--- BEGIN Data to process ---
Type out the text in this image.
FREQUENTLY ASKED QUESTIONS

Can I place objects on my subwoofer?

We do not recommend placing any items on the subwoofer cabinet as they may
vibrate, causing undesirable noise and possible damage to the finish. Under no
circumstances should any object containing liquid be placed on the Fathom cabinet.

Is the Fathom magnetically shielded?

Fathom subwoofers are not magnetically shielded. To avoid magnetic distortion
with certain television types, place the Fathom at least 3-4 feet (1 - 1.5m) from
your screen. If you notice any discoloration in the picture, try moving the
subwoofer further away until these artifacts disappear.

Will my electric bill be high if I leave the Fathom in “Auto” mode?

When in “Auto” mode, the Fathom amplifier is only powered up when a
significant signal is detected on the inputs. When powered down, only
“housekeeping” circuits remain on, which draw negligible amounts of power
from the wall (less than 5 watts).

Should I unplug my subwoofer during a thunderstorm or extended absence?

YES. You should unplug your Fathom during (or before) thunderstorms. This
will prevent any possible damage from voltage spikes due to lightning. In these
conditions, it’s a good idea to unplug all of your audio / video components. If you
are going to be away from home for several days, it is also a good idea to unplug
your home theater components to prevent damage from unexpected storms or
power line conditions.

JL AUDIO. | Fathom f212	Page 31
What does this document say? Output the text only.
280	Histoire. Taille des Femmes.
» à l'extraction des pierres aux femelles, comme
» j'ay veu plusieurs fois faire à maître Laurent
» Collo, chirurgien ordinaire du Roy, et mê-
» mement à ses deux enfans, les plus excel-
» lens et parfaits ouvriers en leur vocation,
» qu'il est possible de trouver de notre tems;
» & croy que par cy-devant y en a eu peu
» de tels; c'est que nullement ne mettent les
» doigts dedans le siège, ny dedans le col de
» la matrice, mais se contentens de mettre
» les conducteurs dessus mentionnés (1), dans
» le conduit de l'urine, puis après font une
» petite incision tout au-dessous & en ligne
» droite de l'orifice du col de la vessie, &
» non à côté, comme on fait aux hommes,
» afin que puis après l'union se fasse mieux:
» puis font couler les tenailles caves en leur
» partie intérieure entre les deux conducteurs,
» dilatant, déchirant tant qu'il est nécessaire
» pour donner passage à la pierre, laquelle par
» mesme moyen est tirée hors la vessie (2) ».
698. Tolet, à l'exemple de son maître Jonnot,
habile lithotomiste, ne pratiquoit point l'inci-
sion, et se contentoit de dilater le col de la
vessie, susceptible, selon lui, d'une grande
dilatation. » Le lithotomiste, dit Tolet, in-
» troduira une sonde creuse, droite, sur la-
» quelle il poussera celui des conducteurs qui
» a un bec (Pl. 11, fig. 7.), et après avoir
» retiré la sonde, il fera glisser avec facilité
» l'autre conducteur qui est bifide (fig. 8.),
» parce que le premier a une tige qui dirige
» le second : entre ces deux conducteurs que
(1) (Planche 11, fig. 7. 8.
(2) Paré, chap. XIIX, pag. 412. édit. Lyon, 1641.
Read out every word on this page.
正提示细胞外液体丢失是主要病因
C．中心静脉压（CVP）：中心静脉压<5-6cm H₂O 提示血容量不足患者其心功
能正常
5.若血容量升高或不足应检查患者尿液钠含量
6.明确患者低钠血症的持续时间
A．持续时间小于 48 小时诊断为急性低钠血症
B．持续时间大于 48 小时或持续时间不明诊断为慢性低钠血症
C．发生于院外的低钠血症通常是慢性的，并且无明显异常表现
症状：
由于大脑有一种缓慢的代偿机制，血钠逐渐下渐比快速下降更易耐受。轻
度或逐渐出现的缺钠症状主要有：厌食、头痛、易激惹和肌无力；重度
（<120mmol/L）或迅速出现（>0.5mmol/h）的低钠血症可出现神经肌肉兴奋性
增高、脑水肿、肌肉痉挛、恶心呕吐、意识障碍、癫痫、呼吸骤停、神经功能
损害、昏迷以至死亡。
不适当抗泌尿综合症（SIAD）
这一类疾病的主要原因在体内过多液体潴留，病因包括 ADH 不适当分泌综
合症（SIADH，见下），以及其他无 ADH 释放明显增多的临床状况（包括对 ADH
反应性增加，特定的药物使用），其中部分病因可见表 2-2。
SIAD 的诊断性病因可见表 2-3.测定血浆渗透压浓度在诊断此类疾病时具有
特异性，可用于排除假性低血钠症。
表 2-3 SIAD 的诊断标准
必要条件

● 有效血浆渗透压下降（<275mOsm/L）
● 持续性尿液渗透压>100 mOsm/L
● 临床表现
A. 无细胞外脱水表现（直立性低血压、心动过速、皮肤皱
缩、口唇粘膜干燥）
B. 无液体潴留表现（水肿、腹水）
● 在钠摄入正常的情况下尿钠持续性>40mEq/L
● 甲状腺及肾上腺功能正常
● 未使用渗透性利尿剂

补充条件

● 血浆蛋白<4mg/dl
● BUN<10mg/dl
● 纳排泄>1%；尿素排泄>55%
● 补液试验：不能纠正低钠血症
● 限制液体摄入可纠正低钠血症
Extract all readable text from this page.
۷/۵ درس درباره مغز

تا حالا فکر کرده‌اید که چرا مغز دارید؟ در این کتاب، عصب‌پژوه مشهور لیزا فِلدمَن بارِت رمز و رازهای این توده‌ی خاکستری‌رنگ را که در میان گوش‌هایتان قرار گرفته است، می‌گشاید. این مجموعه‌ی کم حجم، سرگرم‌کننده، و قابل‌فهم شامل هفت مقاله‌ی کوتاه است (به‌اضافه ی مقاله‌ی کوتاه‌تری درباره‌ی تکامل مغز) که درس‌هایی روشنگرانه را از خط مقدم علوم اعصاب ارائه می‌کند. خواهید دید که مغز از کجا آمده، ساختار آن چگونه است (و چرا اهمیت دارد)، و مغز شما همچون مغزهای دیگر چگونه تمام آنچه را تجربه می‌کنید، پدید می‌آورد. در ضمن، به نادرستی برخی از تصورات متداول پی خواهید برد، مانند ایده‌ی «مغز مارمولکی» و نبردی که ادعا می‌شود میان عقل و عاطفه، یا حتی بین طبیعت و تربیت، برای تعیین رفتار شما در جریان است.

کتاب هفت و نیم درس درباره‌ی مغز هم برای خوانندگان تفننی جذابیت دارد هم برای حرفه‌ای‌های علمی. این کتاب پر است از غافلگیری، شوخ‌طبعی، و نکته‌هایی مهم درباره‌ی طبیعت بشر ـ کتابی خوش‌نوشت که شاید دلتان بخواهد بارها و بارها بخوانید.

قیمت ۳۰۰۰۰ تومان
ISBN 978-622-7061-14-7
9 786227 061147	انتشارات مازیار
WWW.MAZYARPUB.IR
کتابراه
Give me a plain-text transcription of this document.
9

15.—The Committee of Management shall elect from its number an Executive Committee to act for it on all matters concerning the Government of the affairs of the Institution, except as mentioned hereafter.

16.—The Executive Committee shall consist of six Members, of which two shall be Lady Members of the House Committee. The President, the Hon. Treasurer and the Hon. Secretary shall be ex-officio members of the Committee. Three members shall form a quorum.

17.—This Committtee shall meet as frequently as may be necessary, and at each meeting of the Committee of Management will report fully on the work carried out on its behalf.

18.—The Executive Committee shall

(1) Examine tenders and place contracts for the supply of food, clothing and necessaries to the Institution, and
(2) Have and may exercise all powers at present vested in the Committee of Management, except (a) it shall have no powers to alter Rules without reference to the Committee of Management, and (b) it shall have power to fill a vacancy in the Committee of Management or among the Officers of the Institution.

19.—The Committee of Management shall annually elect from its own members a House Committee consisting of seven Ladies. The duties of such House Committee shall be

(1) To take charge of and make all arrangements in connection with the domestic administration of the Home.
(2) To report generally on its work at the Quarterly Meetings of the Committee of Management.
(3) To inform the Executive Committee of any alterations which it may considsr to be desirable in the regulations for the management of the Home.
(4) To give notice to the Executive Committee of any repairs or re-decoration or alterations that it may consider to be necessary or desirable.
--- END Data to process ---
### Goal
All of the entries above need to be reproduced exactly.

### Solution to the exercise
Type out the text in this image.
FREQUENTLY ASKED QUESTIONS

Can I place objects on my subwoofer?

We do not recommend placing any items on the subwoofer cabinet as they may
vibrate, causing undesirable noise and possible damage to the finish. Under no
circumstances should any object containing liquid be placed on the Fathom cabinet.

Is the Fathom magnetically shielded?

Fathom subwoofers are not magnetically shielded. To avoid magnetic distortion
with certain television types, place the Fathom at least 3-4 feet (1 - 1.5m) from
your screen. If you notice any discoloration in the picture, try moving the
subwoofer further away until these artifacts disappear.

Will my electric bill be high if I leave the Fathom in “Auto” mode?

When in “Auto” mode, the Fathom amplifier is only powered up when a
significant signal is detected on the inputs. When powered down, only
“housekeeping” circuits remain on, which draw negligible amounts of power
from the wall (less than 5 watts).

Should I unplug my subwoofer during a thunderstorm or extended absence?

YES. You should unplug your Fathom during (or before) thunderstorms. This
will prevent any possible damage from voltage spikes due to lightning. In these
conditions, it’s a good idea to unplug all of your audio / video components. If you
are going to be away from home for several days, it is also a good idea to unplug
your home theater components to prevent damage from unexpected storms or
power line conditions.

JL AUDIO. | Fathom f212	Page 31
What does this document say? Output the text only.
280	Histoire. Taille des Femmes.
» à l'extraction des pierres aux femelles, comme
» j'ay veu plusieurs fois faire à maître Laurent
» Collo, chirurgien ordinaire du Roy, et mê-
» mement à ses deux enfans, les plus excel-
» lens et parfaits ouvriers en leur vocation,
» qu'il est possible de trouver de notre tems;
» & croy que par cy-devant y en a eu peu
» de tels; c'est que nullement ne mettent les
» doigts dedans le siège, ny dedans le col de
» la matrice, mais se contentens de mettre
» les conducteurs dessus mentionnés (1), dans
» le conduit de l'urine, puis après font une
» petite incision tout au-dessous & en ligne
» droite de l'orifice du col de la vessie, &
» non à côté, comme on fait aux hommes,
» afin que puis après l'union se fasse mieux:
» puis font couler les tenailles caves en leur
» partie intérieure entre les deux conducteurs,
» dilatant, déchirant tant qu'il est nécessaire
» pour donner passage à la pierre, laquelle par
» mesme moyen est tirée hors la vessie (2) ».
698. Tolet, à l'exemple de son maître Jonnot,
habile lithotomiste, ne pratiquoit point l'inci-
sion, et se contentoit de dilater le col de la
vessie, susceptible, selon lui, d'une grande
dilatation. » Le lithotomiste, dit Tolet, in-
» troduira une sonde creuse, droite, sur la-
» quelle il poussera celui des conducteurs qui
» a un bec (Pl. 11, fig. 7.), et après avoir
» retiré la sonde, il fera glisser avec facilité
» l'autre conducteur qui est bifide (fig. 8.),
» parce que le premier a une tige qui dirige
» le second : entre ces deux conducteurs que
(1) (Planche 11, fig. 7. 8.
(2) Paré, chap. XIIX, pag. 412. édit. Lyon, 1641.
Read out every word on this page.
正提示细胞外液体丢失是主要病因
C．中心静脉压（CVP）：中心静脉压<5-6cm H₂O 提示血容量不足患者其心功
能正常
5.若血容量升高或不足应检查患者尿液钠含量
6.明确患者低钠血症的持续时间
A．持续时间小于 48 小时诊断为急性低钠血症
B．持续时间大于 48 小时或持续时间不明诊断为慢性低钠血症
C．发生于院外的低钠血症通常是慢性的，并且无明显异常表现
症状：
由于大脑有一种缓慢的代偿机制，血钠逐渐下渐比快速下降更易耐受。轻
度或逐渐出现的缺钠症状主要有：厌食、头痛、易激惹和肌无力；重度
（<120mmol/L）或迅速出现（>0.5mmol/h）的低钠血症可出现神经肌肉兴奋性
增高、脑水肿、肌肉痉挛、恶心呕吐、意识障碍、癫痫、呼吸骤停、神经功能
损害、昏迷以至死亡。
不适当抗泌尿综合症（SIAD）
这一类疾病的主要原因在体内过多液体潴留，病因包括 ADH 不适当分泌综
合症（SIADH，见下），以及其他无 ADH 释放明显增多的临床状况（包括对 ADH
反应性增加，特定的药物使用），其中部分病因可见表 2-2。
SIAD 的诊断性病因可见表 2-3.测定血浆渗透压浓度在诊断此类疾病时具有
特异性，可用于排除假性低血钠症。
表 2-3 SIAD 的诊断标准
必要条件

● 有效血浆渗透压下降（<275mOsm/L）
● 持续性尿液渗透压>100 mOsm/L
● 临床表现
A. 无细胞外脱水表现（直立性低血压、心动过速、皮肤皱
缩、口唇粘膜干燥）
B. 无液体潴留表现（水肿、腹水）
● 在钠摄入正常的情况下尿钠持续性>40mEq/L
● 甲状腺及肾上腺功能正常
● 未使用渗透性利尿剂

补充条件

● 血浆蛋白<4mg/dl
● BUN<10mg/dl
● 纳排泄>1%；尿素排泄>55%
● 补液试验：不能纠正低钠血症
● 限制液体摄入可纠正低钠血症
Extract all readable text from this page.
۷/۵ درس درباره مغز

تا حالا فکر کرده‌اید که چرا مغز دارید؟ در این کتاب، عصب‌پژوه مشهور لیزا فِلدمَن بارِت رمز و رازهای این توده‌ی خاکستری‌رنگ را که در میان گوش‌هایتان قرار گرفته است، می‌گشاید. این مجموعه‌ی کم حجم، سرگرم‌کننده، و قابل‌فهم شامل هفت مقاله‌ی کوتاه است (به‌اضافه ی مقاله‌ی کوتاه‌تری درباره‌ی تکامل مغز) که درس‌هایی روشنگرانه را از خط مقدم علوم اعصاب ارائه می‌کند. خواهید دید که مغز از کجا آمده، ساختار آن چگونه است (و چرا اهمیت دارد)، و مغز شما همچون مغزهای دیگر چگونه تمام آنچه را تجربه می‌کنید، پدید می‌آورد. در ضمن، به نادرستی برخی از تصورات متداول پی خواهید برد، مانند ایده‌ی «مغز مارمولکی» و نبردی که ادعا می‌شود میان عقل و عاطفه، یا حتی بین طبیعت و تربیت، برای تعیین رفتار شما در جریان است.

کتاب هفت و نیم درس درباره‌ی مغز هم برای خوانندگان تفننی جذابیت دارد هم برای حرفه‌ای‌های علمی. این کتاب پر است از غافلگیری، شوخ‌طبعی، و نکته‌هایی مهم درباره‌ی طبیعت بشر ـ کتابی خوش‌نوشت که شاید دلتان بخواهد بارها و بارها بخوانید.

قیمت ۳۰۰۰۰ تومان
ISBN 978-622-7061-14-7
9 786227 061147	انتشارات مازیار
WWW.MAZYARPUB.IR
کتابراه
Give me a plain-text transcription of this document.
9

15.—The Committee of Management shall elect from its number an Executive Committee to act for it on all matters concerning the Government of the affairs of the Institution, except as mentioned hereafter.

16.—The Executive Committee shall consist of six Members, of which two shall be Lady Members of the House Committee. The President, the Hon. Treasurer and the Hon. Secretary shall be ex-officio members of the Committee. Three members shall form a quorum.

17.—This Committtee shall meet as frequently as may be necessary, and at each meeting of the Committee of Management will report fully on the work carried out on its behalf.

18.—The Executive Committee shall

(1) Examine tenders and place contracts for the supply of food, clothing and necessaries to the Institution, and
(2) Have and may exercise all powers at present vested in the Committee of Management, except (a) it shall have no powers to alter Rules without reference to the Committee of Management, and (b) it shall have power to fill a vacancy in the Committee of Management or among the Officers of the Institution.

19.—The Committee of Management shall annually elect from its own members a House Committee consisting of seven Ladies. The duties of such House Committee shall be

(1) To take charge of and make all arrangements in connection with the domestic administration of the Home.
(2) To report generally on its work at the Quarterly Meetings of the Committee of Management.
(3) To inform the Executive Committee of any alterations which it may considsr to be desirable in the regulations for the management of the Home.
(4) To give notice to the Executive Committee of any repairs or re-decoration or alterations that it may consider to be necessary or desirable.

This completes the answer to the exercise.